## Exercises
[a] According to the replay capture notes, in which directory should frames already be captured before running the Level 0 pretraining pipeline?
[b] Say whether each statement agrees with the replay capture notes, answering yes or no and quoting the deciding words: (i) The single-replay validation example captures at 10 frames per second. (ii) The 256x256 example runs with four workers. (iii) The SimCLR alternative for Step 1 sets the validation fraction to 0.1.

## Quoted text
==*==

Examples (from project root)
---------------------------

.. code-block:: bash

   # Single worker, 64x64, 10 FPS
   python scripts/capture_replays_tmnf.py --replays-dir maps/replays --output-dir maps/img

   # 256x256, 1 FPS, specific track list, one replay per track
   python scripts/capture_replays_tmnf.py --replays-dir maps/replays --output-dir maps/img --workers 1 --width 256 --height 256 --running-speed 10 --fps 1 --track-ids maps/track_ids_no_respawn.txt --max-replays-per-track 1

   # Validate single replay
   python scripts/capture_replays_tmnf_validate.py --replay-path maps/replays/924307/pos1_ben3847_89250ms.replay.gbx --output-dir maps/img_validate --fps 10 --step-ms 10

   # Per-frame JSON
   python scripts/capture_replays_tmnf.py --replays-dir maps/replays --output-dir out --per-frame-json

   # Single track
   python scripts/capture_replays_tmnf.py --track-id 12345 --replays-dir maps/replays --output-dir out

Level 0 visual pretraining on captured frames
----------------------------------------------

After capturing frames to ``maps/img/``, run the Level 0 pretraining pipeline:

.. code-block:: bash

   # Step 1: pretrain AE (all defaults from config_files/pretrain/vis/pretrain_config.yaml)
   #         creates output/ptretrain/vis/run_001/
   python scripts/pretrain_visual_backbone.py --data-dir maps/img

   # Step 1 alt: SimCLR with track-level val split
   python scripts/pretrain_visual_backbone.py \
       --data-dir maps/img --task simclr --val-fraction 0.1

   # Step 2: inject encoder into IQN (writes save/weights1.torch + save/weights2.torch)

==*==

Layout annotation records
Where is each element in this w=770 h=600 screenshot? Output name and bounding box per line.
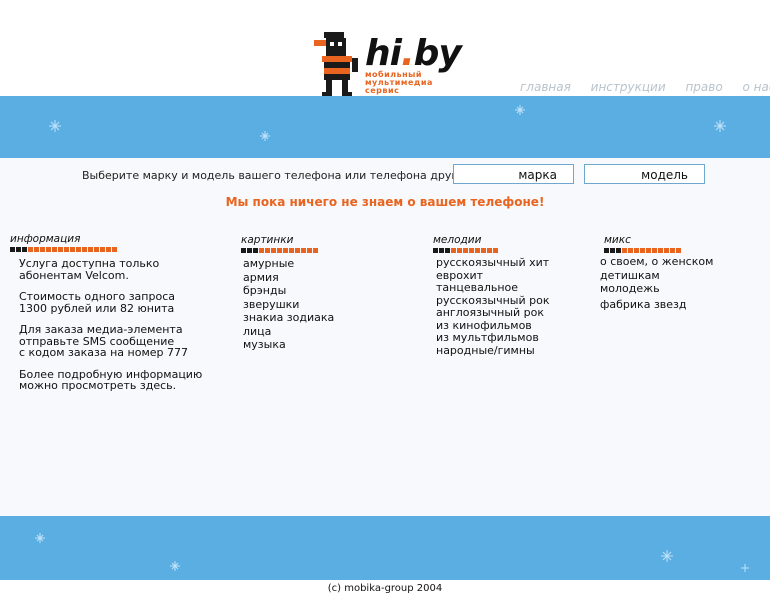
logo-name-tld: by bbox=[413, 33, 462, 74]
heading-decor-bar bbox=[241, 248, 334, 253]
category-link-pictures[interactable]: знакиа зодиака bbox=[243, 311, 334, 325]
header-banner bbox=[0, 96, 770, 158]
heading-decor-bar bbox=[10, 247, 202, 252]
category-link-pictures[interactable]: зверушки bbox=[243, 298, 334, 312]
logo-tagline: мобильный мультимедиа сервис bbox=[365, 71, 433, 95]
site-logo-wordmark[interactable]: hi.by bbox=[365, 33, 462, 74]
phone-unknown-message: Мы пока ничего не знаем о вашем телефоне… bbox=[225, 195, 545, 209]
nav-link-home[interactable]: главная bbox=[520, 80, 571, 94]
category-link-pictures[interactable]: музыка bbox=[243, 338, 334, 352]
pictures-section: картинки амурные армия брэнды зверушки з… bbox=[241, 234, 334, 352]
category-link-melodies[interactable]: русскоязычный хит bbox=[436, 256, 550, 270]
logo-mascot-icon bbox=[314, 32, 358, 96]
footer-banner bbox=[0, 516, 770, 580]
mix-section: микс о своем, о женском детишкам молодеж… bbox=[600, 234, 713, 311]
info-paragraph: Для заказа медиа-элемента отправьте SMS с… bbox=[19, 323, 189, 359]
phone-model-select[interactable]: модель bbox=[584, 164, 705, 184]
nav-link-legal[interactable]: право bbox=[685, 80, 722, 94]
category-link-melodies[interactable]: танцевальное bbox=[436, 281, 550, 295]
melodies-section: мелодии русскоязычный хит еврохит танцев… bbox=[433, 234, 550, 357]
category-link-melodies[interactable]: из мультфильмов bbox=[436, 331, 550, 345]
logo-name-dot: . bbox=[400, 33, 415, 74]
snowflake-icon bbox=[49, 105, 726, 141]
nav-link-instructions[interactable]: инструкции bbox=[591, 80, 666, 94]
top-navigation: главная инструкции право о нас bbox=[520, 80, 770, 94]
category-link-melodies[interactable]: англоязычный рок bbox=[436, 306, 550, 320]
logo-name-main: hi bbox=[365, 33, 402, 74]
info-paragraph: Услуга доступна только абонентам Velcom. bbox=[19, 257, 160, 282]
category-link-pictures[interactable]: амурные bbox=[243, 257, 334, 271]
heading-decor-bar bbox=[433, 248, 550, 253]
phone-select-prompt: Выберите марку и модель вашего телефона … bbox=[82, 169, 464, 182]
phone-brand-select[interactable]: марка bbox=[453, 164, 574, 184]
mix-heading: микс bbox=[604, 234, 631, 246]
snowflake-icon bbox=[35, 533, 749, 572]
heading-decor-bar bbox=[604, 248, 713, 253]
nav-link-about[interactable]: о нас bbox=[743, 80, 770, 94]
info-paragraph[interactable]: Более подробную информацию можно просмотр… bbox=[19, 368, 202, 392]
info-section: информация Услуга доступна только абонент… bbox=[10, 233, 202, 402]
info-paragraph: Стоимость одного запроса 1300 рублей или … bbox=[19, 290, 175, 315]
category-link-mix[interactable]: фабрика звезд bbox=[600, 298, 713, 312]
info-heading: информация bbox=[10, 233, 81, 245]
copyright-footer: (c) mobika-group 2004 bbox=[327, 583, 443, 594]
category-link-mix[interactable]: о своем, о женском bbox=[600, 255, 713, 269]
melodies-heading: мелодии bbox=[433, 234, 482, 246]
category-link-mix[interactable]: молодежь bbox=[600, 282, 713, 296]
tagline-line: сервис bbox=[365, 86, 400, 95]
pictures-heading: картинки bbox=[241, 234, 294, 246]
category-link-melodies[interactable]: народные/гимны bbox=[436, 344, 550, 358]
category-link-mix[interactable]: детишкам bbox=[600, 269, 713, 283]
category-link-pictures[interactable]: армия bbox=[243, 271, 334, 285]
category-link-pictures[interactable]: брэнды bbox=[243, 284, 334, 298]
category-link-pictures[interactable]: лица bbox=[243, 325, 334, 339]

==*==

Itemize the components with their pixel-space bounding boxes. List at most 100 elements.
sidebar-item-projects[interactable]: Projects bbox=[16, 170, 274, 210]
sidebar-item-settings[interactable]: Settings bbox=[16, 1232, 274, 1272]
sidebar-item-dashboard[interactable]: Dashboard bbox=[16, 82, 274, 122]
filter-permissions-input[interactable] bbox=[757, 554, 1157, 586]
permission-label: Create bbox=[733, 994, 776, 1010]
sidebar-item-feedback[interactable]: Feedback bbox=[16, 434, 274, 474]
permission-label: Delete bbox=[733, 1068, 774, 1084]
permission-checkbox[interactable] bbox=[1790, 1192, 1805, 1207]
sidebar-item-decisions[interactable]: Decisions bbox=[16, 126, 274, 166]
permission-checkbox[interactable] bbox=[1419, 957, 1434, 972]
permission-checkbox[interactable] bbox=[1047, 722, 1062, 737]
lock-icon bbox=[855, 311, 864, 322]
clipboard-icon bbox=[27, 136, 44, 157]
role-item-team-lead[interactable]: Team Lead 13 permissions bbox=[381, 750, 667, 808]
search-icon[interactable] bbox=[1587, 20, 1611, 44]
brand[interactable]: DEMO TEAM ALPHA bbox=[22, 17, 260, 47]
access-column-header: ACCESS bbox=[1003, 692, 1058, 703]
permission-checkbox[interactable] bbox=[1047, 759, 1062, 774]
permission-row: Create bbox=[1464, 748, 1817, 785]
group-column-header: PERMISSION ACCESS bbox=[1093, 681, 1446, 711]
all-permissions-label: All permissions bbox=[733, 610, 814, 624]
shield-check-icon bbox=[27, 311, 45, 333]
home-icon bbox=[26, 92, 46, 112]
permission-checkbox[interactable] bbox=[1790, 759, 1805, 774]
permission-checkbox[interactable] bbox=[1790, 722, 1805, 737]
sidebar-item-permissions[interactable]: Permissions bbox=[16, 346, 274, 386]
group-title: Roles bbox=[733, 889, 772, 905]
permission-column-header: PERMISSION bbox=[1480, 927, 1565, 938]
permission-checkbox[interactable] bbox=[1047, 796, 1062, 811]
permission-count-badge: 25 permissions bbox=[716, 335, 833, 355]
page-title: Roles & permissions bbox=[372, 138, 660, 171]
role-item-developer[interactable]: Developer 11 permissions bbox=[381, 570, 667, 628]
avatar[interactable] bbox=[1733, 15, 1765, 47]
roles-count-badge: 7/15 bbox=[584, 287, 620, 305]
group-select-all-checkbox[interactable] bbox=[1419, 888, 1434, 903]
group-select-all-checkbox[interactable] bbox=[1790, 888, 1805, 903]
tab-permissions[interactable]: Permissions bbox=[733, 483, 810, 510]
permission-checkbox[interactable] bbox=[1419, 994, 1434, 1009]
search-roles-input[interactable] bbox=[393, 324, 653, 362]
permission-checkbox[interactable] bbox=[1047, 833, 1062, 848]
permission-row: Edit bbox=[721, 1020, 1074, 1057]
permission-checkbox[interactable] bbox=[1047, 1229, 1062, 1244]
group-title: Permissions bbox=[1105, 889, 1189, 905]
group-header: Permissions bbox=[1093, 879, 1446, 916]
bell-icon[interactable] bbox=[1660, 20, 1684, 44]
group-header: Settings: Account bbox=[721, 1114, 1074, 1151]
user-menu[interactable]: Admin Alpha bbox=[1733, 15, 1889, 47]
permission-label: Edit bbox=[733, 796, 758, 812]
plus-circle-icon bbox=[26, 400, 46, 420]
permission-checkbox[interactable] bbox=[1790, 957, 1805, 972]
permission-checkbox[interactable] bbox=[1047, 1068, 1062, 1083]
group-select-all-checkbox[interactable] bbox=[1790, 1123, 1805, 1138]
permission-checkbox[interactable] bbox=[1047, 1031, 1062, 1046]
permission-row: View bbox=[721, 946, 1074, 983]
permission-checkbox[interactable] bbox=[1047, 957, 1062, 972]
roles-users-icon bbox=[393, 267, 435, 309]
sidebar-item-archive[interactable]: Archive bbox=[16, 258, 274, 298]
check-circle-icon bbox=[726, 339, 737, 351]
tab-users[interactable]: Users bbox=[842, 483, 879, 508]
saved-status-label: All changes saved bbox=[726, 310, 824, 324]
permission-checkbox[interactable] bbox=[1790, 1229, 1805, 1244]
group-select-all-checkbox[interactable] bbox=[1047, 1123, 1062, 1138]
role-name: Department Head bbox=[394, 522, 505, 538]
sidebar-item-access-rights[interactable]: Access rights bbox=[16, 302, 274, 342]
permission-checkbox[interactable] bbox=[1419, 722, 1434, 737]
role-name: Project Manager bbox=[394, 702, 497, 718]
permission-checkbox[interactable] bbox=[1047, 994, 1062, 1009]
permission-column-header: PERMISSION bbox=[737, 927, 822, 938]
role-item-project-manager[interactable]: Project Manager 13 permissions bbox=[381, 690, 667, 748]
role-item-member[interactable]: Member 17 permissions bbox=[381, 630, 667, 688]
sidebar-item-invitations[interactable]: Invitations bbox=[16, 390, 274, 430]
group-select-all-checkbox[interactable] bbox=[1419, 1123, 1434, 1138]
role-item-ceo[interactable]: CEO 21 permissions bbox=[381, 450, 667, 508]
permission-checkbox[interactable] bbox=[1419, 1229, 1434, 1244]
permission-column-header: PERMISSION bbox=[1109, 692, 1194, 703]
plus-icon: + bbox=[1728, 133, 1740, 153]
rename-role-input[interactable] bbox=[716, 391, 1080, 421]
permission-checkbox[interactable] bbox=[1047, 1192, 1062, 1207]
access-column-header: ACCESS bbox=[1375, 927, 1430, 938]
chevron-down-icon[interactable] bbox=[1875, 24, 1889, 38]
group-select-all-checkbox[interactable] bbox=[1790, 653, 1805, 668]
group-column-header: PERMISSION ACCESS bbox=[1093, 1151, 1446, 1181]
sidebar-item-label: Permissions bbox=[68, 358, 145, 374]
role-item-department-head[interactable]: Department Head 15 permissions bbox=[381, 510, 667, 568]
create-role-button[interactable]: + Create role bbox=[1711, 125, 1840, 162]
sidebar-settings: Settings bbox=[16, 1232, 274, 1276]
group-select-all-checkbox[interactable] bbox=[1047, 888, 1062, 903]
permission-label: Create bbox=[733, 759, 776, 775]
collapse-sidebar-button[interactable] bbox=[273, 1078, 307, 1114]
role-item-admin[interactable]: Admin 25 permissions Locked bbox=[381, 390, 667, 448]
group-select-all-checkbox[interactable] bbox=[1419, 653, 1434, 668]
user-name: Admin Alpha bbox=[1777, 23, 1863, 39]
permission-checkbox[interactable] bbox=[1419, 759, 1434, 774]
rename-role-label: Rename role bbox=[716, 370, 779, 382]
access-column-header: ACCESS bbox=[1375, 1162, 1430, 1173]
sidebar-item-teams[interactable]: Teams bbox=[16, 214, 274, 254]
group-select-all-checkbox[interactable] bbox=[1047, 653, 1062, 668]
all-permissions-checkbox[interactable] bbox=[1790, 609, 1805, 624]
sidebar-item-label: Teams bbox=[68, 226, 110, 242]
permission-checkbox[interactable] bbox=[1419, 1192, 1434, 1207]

==*==

## Results of the tasks
[a] maps/img/

[b]
(i) Yes: "--fps 10"
(ii) No: "--workers 1"
(iii) Yes: "--val-fraction 0.1"